START Material for this exercise
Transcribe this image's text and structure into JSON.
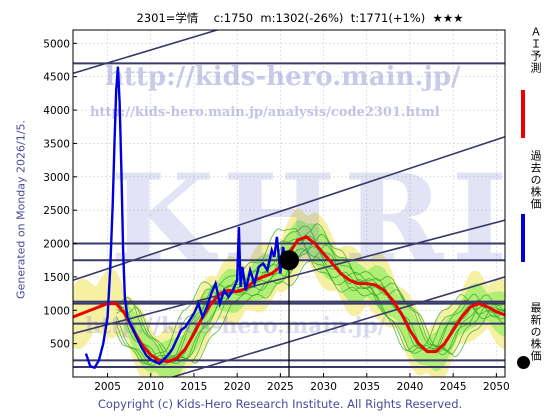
{
  "header": {
    "title": "2301=学情　 c:1750  m:1302(-26%)  t:1771(+1%)  ★★★"
  },
  "side_caption": "Generated on Monday 2026/1/5.",
  "footer": {
    "copyright": "Copyright (c) Kids-Hero Research Institute. All Rights Reserved."
  },
  "watermark": {
    "url1": "http://kids-hero.main.jp/",
    "url2": "http://kids-hero.main.jp/analysis/code2301.html",
    "big": "KHRI",
    "bottom": "http://kids-hero.main.jp/"
  },
  "legend": [
    {
      "label": "ＡＩ予測",
      "color": "#ee0000"
    },
    {
      "label": "過去の株価",
      "color": "#0000dd"
    },
    {
      "label": "最新の株価",
      "color": "#000000"
    }
  ],
  "colors": {
    "history": "#0000dd",
    "forecast": "#ee0000",
    "hline": "#3a3a6a",
    "band_green": "#99ee66",
    "band_yellow": "#f5ee99",
    "ensemble": "#33aa22"
  },
  "chart_data": {
    "type": "line",
    "xlim": [
      2001,
      2051
    ],
    "ylim": [
      0,
      5200
    ],
    "xticks": [
      2005,
      2010,
      2015,
      2020,
      2025,
      2030,
      2035,
      2040,
      2045,
      2050
    ],
    "yticks": [
      500,
      1000,
      1500,
      2000,
      2500,
      3000,
      3500,
      4000,
      4500,
      5000
    ],
    "horizontal_levels": [
      4700,
      2000,
      1750,
      1130,
      1100,
      800,
      250,
      150
    ],
    "trend_lines": [
      {
        "x": [
          2001,
          2051
        ],
        "y": [
          4550,
          6500
        ]
      },
      {
        "x": [
          2001,
          2051
        ],
        "y": [
          1450,
          3600
        ]
      },
      {
        "x": [
          2001,
          2051
        ],
        "y": [
          650,
          2350
        ]
      },
      {
        "x": [
          2001,
          2051
        ],
        "y": [
          -450,
          1500
        ]
      }
    ],
    "history": {
      "name": "過去の株価",
      "x": [
        2002.5,
        2003,
        2003.5,
        2004,
        2004.5,
        2005,
        2005.3,
        2005.6,
        2005.8,
        2006,
        2006.2,
        2006.4,
        2006.6,
        2006.8,
        2007,
        2007.3,
        2007.6,
        2008,
        2008.5,
        2009,
        2009.5,
        2010,
        2010.5,
        2011,
        2011.5,
        2012,
        2012.5,
        2013,
        2013.5,
        2014,
        2014.5,
        2015,
        2015.5,
        2016,
        2016.5,
        2017,
        2017.5,
        2018,
        2018.5,
        2019,
        2019.5,
        2020,
        2020.2,
        2020.4,
        2020.6,
        2021,
        2021.5,
        2022,
        2022.5,
        2023,
        2023.5,
        2024,
        2024.3,
        2024.6,
        2025,
        2025.3,
        2025.6,
        2025.9
      ],
      "y": [
        350,
        160,
        140,
        250,
        500,
        900,
        1600,
        2600,
        3500,
        4300,
        4650,
        4100,
        3100,
        1900,
        1200,
        900,
        800,
        700,
        560,
        430,
        320,
        260,
        230,
        200,
        260,
        330,
        420,
        560,
        700,
        750,
        850,
        950,
        1100,
        900,
        1050,
        1250,
        1400,
        1100,
        1300,
        1200,
        1300,
        1450,
        2250,
        1350,
        1650,
        1300,
        1600,
        1400,
        1650,
        1700,
        1600,
        1900,
        1800,
        2100,
        1550,
        1950,
        1800,
        1750
      ]
    },
    "forecast": {
      "name": "ＡＩ予測",
      "x": [
        2001,
        2002,
        2003,
        2004,
        2005,
        2006,
        2007,
        2008,
        2009,
        2010,
        2011,
        2012,
        2013,
        2014,
        2015,
        2016,
        2017,
        2018,
        2019,
        2020,
        2021,
        2022,
        2023,
        2024,
        2025,
        2026,
        2027,
        2028,
        2029,
        2030,
        2031,
        2032,
        2033,
        2034,
        2035,
        2036,
        2037,
        2038,
        2039,
        2040,
        2041,
        2042,
        2043,
        2044,
        2045,
        2046,
        2047,
        2048,
        2049,
        2050,
        2051
      ],
      "y": [
        900,
        950,
        1000,
        1050,
        1100,
        1100,
        950,
        700,
        480,
        330,
        250,
        230,
        280,
        420,
        650,
        900,
        1100,
        1250,
        1300,
        1280,
        1320,
        1450,
        1500,
        1550,
        1650,
        1850,
        2050,
        2100,
        2000,
        1850,
        1700,
        1550,
        1450,
        1400,
        1400,
        1380,
        1300,
        1150,
        950,
        700,
        500,
        380,
        380,
        500,
        700,
        900,
        1050,
        1100,
        1050,
        980,
        930
      ]
    },
    "latest": {
      "x": 2026,
      "y": 1750
    }
  }
}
END Material for this exercise
• Exercise description: Write out the material above again, word for word, minus its pictures.

• Written solution:
Transcribe this image's text and structure into JSON.
{
  "header": {
    "title": "2301=学情　 c:1750  m:1302(-26%)  t:1771(+1%)  ★★★"
  },
  "side_caption": "Generated on Monday 2026/1/5.",
  "footer": {
    "copyright": "Copyright (c) Kids-Hero Research Institute. All Rights Reserved."
  },
  "watermark": {
    "url1": "http://kids-hero.main.jp/",
    "url2": "http://kids-hero.main.jp/analysis/code2301.html",
    "big": "KHRI",
    "bottom": "http://kids-hero.main.jp/"
  },
  "legend": [
    {
      "label": "ＡＩ予測",
      "color": "#ee0000"
    },
    {
      "label": "過去の株価",
      "color": "#0000dd"
    },
    {
      "label": "最新の株価",
      "color": "#000000"
    }
  ],
  "colors": {
    "history": "#0000dd",
    "forecast": "#ee0000",
    "hline": "#3a3a6a",
    "band_green": "#99ee66",
    "band_yellow": "#f5ee99",
    "ensemble": "#33aa22"
  },
  "chart_data": {
    "type": "line",
    "xlim": [
      2001,
      2051
    ],
    "ylim": [
      0,
      5200
    ],
    "xticks": [
      2005,
      2010,
      2015,
      2020,
      2025,
      2030,
      2035,
      2040,
      2045,
      2050
    ],
    "yticks": [
      500,
      1000,
      1500,
      2000,
      2500,
      3000,
      3500,
      4000,
      4500,
      5000
    ],
    "horizontal_levels": [
      4700,
      2000,
      1750,
      1130,
      1100,
      800,
      250,
      150
    ],
    "trend_lines": [
      {
        "x": [
          2001,
          2051
        ],
        "y": [
          4550,
          6500
        ]
      },
      {
        "x": [
          2001,
          2051
        ],
        "y": [
          1450,
          3600
        ]
      },
      {
        "x": [
          2001,
          2051
        ],
        "y": [
          650,
          2350
        ]
      },
      {
        "x": [
          2001,
          2051
        ],
        "y": [
          -450,
          1500
        ]
      }
    ],
    "history": {
      "name": "過去の株価",
      "x": [
        2002.5,
        2003,
        2003.5,
        2004,
        2004.5,
        2005,
        2005.3,
        2005.6,
        2005.8,
        2006,
        2006.2,
        2006.4,
        2006.6,
        2006.8,
        2007,
        2007.3,
        2007.6,
        2008,
        2008.5,
        2009,
        2009.5,
        2010,
        2010.5,
        2011,
        2011.5,
        2012,
        2012.5,
        2013,
        2013.5,
        2014,
        2014.5,
        2015,
        2015.5,
        2016,
        2016.5,
        2017,
        2017.5,
        2018,
        2018.5,
        2019,
        2019.5,
        2020,
        2020.2,
        2020.4,
        2020.6,
        2021,
        2021.5,
        2022,
        2022.5,
        2023,
        2023.5,
        2024,
        2024.3,
        2024.6,
        2025,
        2025.3,
        2025.6,
        2025.9
      ],
      "y": [
        350,
        160,
        140,
        250,
        500,
        900,
        1600,
        2600,
        3500,
        4300,
        4650,
        4100,
        3100,
        1900,
        1200,
        900,
        800,
        700,
        560,
        430,
        320,
        260,
        230,
        200,
        260,
        330,
        420,
        560,
        700,
        750,
        850,
        950,
        1100,
        900,
        1050,
        1250,
        1400,
        1100,
        1300,
        1200,
        1300,
        1450,
        2250,
        1350,
        1650,
        1300,
        1600,
        1400,
        1650,
        1700,
        1600,
        1900,
        1800,
        2100,
        1550,
        1950,
        1800,
        1750
      ]
    },
    "forecast": {
      "name": "ＡＩ予測",
      "x": [
        2001,
        2002,
        2003,
        2004,
        2005,
        2006,
        2007,
        2008,
        2009,
        2010,
        2011,
        2012,
        2013,
        2014,
        2015,
        2016,
        2017,
        2018,
        2019,
        2020,
        2021,
        2022,
        2023,
        2024,
        2025,
        2026,
        2027,
        2028,
        2029,
        2030,
        2031,
        2032,
        2033,
        2034,
        2035,
        2036,
        2037,
        2038,
        2039,
        2040,
        2041,
        2042,
        2043,
        2044,
        2045,
        2046,
        2047,
        2048,
        2049,
        2050,
        2051
      ],
      "y": [
        900,
        950,
        1000,
        1050,
        1100,
        1100,
        950,
        700,
        480,
        330,
        250,
        230,
        280,
        420,
        650,
        900,
        1100,
        1250,
        1300,
        1280,
        1320,
        1450,
        1500,
        1550,
        1650,
        1850,
        2050,
        2100,
        2000,
        1850,
        1700,
        1550,
        1450,
        1400,
        1400,
        1380,
        1300,
        1150,
        950,
        700,
        500,
        380,
        380,
        500,
        700,
        900,
        1050,
        1100,
        1050,
        980,
        930
      ]
    },
    "latest": {
      "x": 2026,
      "y": 1750
    }
  }
}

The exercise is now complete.